------ Record list

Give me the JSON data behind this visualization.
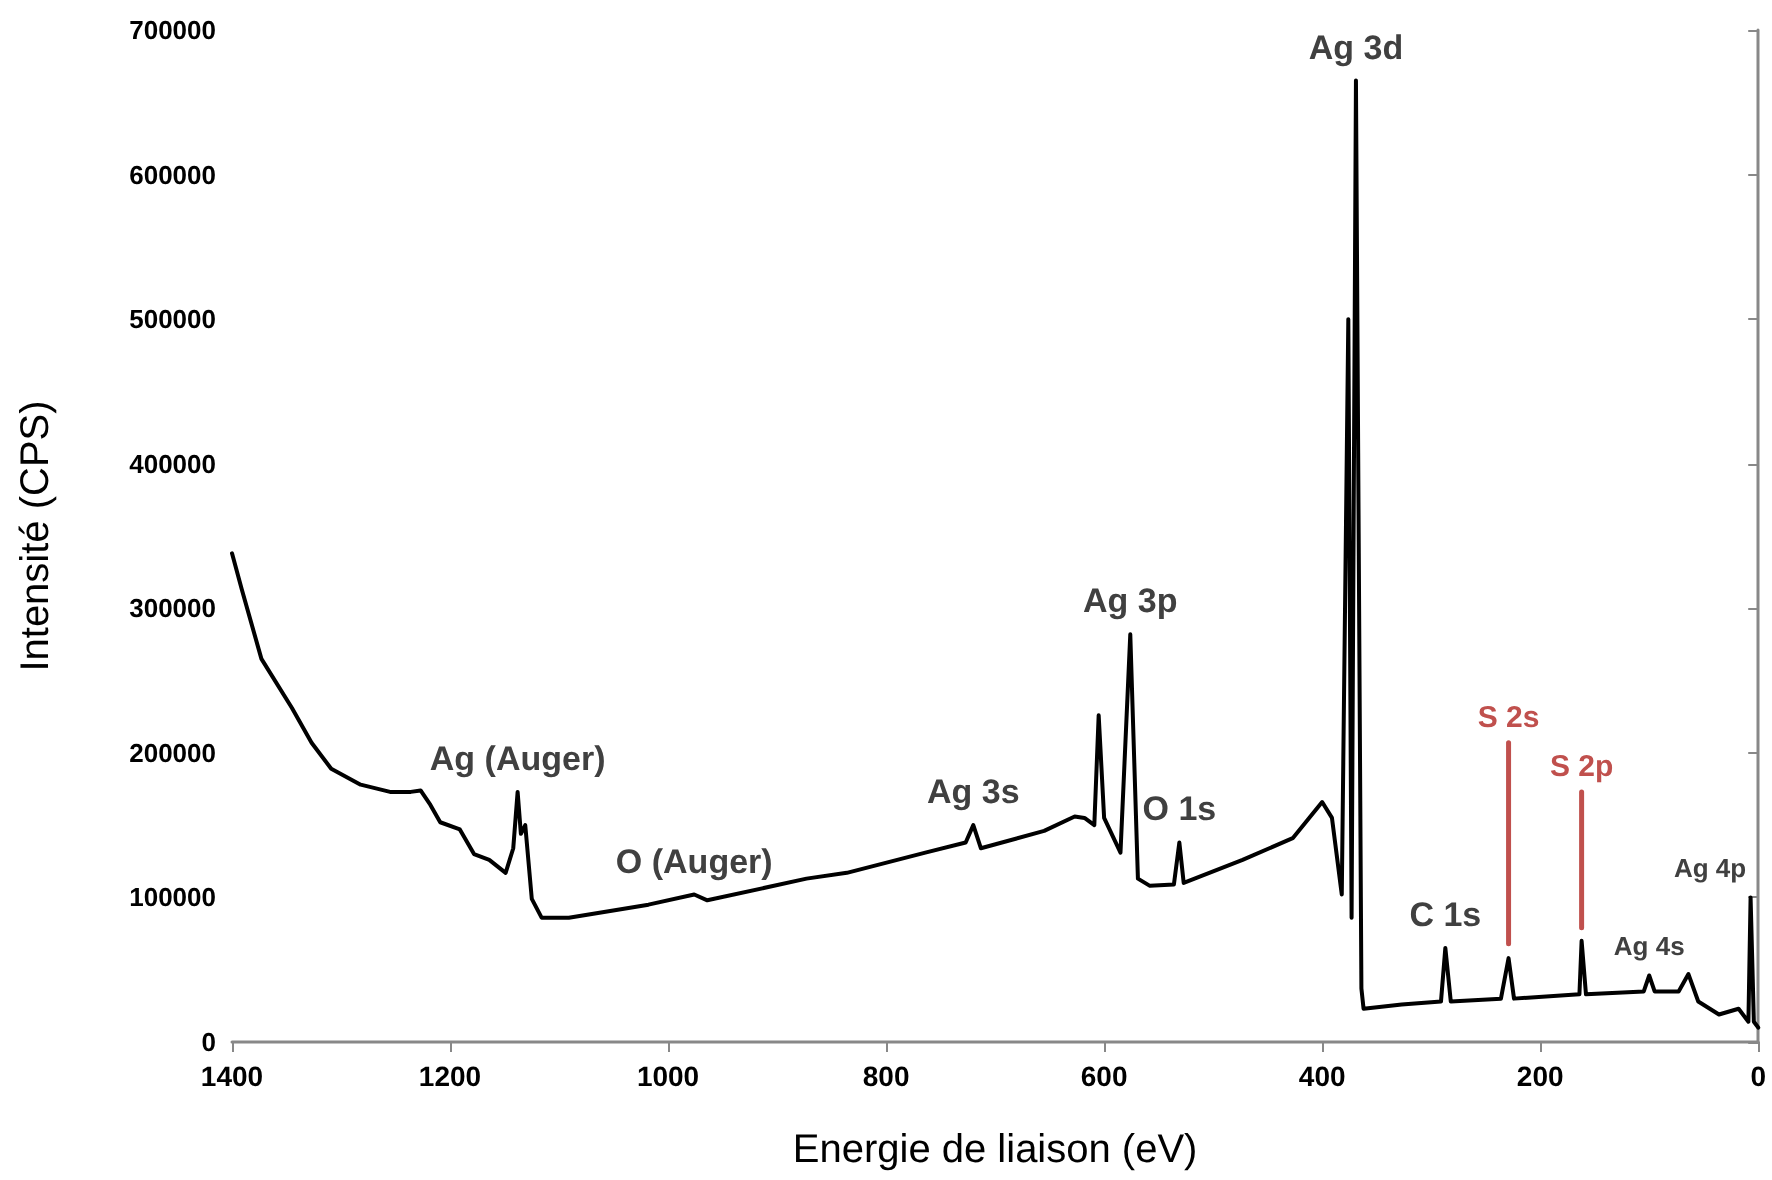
{
  "chart_data": {
    "type": "line",
    "xlabel": "Energie de liaison (eV)",
    "ylabel": "Intensité (CPS)",
    "xlim": [
      1400,
      0
    ],
    "xticks": [
      1400,
      1200,
      1000,
      800,
      600,
      400,
      200,
      0
    ],
    "ylim": [
      0,
      700000
    ],
    "yticks": [
      0,
      100000,
      200000,
      300000,
      400000,
      500000,
      600000,
      700000
    ],
    "grid": false,
    "legend": false,
    "marker": "none",
    "line_style": "solid",
    "series": [
      {
        "color": "#000000",
        "x": [
          1400,
          1391,
          1373,
          1345,
          1327,
          1309,
          1282,
          1255,
          1236,
          1227,
          1218,
          1209,
          1191,
          1178,
          1164,
          1149,
          1142,
          1138,
          1135,
          1131,
          1125,
          1116,
          1091,
          1018,
          976,
          964,
          873,
          836,
          764,
          727,
          720,
          713,
          655,
          627,
          618,
          609,
          605,
          600,
          585,
          576,
          569,
          558,
          536,
          531,
          527,
          473,
          427,
          400,
          391,
          382,
          376,
          373,
          369,
          364,
          362,
          327,
          291,
          287,
          282,
          236,
          229,
          224,
          164,
          162,
          158,
          105,
          100,
          95,
          73,
          64,
          55,
          36,
          18,
          9,
          7,
          4,
          0
        ],
        "values": [
          338000,
          313000,
          265000,
          231000,
          207000,
          189000,
          178000,
          173000,
          173000,
          174000,
          164000,
          152000,
          147000,
          130000,
          126000,
          117000,
          134000,
          173000,
          144000,
          150000,
          99000,
          86000,
          86000,
          95000,
          102000,
          98000,
          113000,
          117000,
          131000,
          138000,
          150000,
          134000,
          146000,
          156000,
          155000,
          150000,
          226000,
          155000,
          131000,
          282000,
          113000,
          108000,
          109000,
          138000,
          110000,
          126000,
          141000,
          166000,
          155000,
          102000,
          500000,
          86000,
          665000,
          37000,
          23000,
          26000,
          28000,
          65000,
          28000,
          30000,
          58000,
          30000,
          33000,
          70000,
          33000,
          35000,
          46000,
          35000,
          35000,
          47000,
          28000,
          19000,
          23000,
          14000,
          100000,
          14000,
          10000
        ]
      },
      {
        "name": "S 2s",
        "color": "#c0504d",
        "x": [
          229,
          229
        ],
        "values": [
          68000,
          207000
        ]
      },
      {
        "name": "S 2p",
        "color": "#c0504d",
        "x": [
          162,
          162
        ],
        "values": [
          79000,
          173000
        ]
      }
    ],
    "annotations": [
      {
        "text": "Ag 3d",
        "x": 369,
        "y": 665000
      },
      {
        "text": "Ag 3p",
        "x": 576,
        "y": 282000
      },
      {
        "text": "Ag 3s",
        "x": 720,
        "y": 150000
      },
      {
        "text": "O 1s",
        "x": 531,
        "y": 138000
      },
      {
        "text": "Ag (Auger)",
        "x": 1138,
        "y": 173000
      },
      {
        "text": "O (Auger)",
        "x": 976,
        "y": 102000
      },
      {
        "text": "C 1s",
        "x": 287,
        "y": 65000
      },
      {
        "text": "Ag 4s",
        "x": 100,
        "y": 46000
      },
      {
        "text": "Ag 4p",
        "x": 7,
        "y": 100000
      }
    ]
  }
}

------------

● **Directions for this task**:
Output every entry word for word, but omit the pictures.

● **The result**:
Give me the JSON data behind this visualization.
{
  "chart_data": {
    "type": "line",
    "xlabel": "Energie de liaison (eV)",
    "ylabel": "Intensité (CPS)",
    "xlim": [
      1400,
      0
    ],
    "xticks": [
      1400,
      1200,
      1000,
      800,
      600,
      400,
      200,
      0
    ],
    "ylim": [
      0,
      700000
    ],
    "yticks": [
      0,
      100000,
      200000,
      300000,
      400000,
      500000,
      600000,
      700000
    ],
    "grid": false,
    "legend": false,
    "marker": "none",
    "line_style": "solid",
    "series": [
      {
        "color": "#000000",
        "x": [
          1400,
          1391,
          1373,
          1345,
          1327,
          1309,
          1282,
          1255,
          1236,
          1227,
          1218,
          1209,
          1191,
          1178,
          1164,
          1149,
          1142,
          1138,
          1135,
          1131,
          1125,
          1116,
          1091,
          1018,
          976,
          964,
          873,
          836,
          764,
          727,
          720,
          713,
          655,
          627,
          618,
          609,
          605,
          600,
          585,
          576,
          569,
          558,
          536,
          531,
          527,
          473,
          427,
          400,
          391,
          382,
          376,
          373,
          369,
          364,
          362,
          327,
          291,
          287,
          282,
          236,
          229,
          224,
          164,
          162,
          158,
          105,
          100,
          95,
          73,
          64,
          55,
          36,
          18,
          9,
          7,
          4,
          0
        ],
        "values": [
          338000,
          313000,
          265000,
          231000,
          207000,
          189000,
          178000,
          173000,
          173000,
          174000,
          164000,
          152000,
          147000,
          130000,
          126000,
          117000,
          134000,
          173000,
          144000,
          150000,
          99000,
          86000,
          86000,
          95000,
          102000,
          98000,
          113000,
          117000,
          131000,
          138000,
          150000,
          134000,
          146000,
          156000,
          155000,
          150000,
          226000,
          155000,
          131000,
          282000,
          113000,
          108000,
          109000,
          138000,
          110000,
          126000,
          141000,
          166000,
          155000,
          102000,
          500000,
          86000,
          665000,
          37000,
          23000,
          26000,
          28000,
          65000,
          28000,
          30000,
          58000,
          30000,
          33000,
          70000,
          33000,
          35000,
          46000,
          35000,
          35000,
          47000,
          28000,
          19000,
          23000,
          14000,
          100000,
          14000,
          10000
        ]
      },
      {
        "name": "S 2s",
        "color": "#c0504d",
        "x": [
          229,
          229
        ],
        "values": [
          68000,
          207000
        ]
      },
      {
        "name": "S 2p",
        "color": "#c0504d",
        "x": [
          162,
          162
        ],
        "values": [
          79000,
          173000
        ]
      }
    ],
    "annotations": [
      {
        "text": "Ag 3d",
        "x": 369,
        "y": 665000
      },
      {
        "text": "Ag 3p",
        "x": 576,
        "y": 282000
      },
      {
        "text": "Ag 3s",
        "x": 720,
        "y": 150000
      },
      {
        "text": "O 1s",
        "x": 531,
        "y": 138000
      },
      {
        "text": "Ag (Auger)",
        "x": 1138,
        "y": 173000
      },
      {
        "text": "O (Auger)",
        "x": 976,
        "y": 102000
      },
      {
        "text": "C 1s",
        "x": 287,
        "y": 65000
      },
      {
        "text": "Ag 4s",
        "x": 100,
        "y": 46000
      },
      {
        "text": "Ag 4p",
        "x": 7,
        "y": 100000
      }
    ]
  }
}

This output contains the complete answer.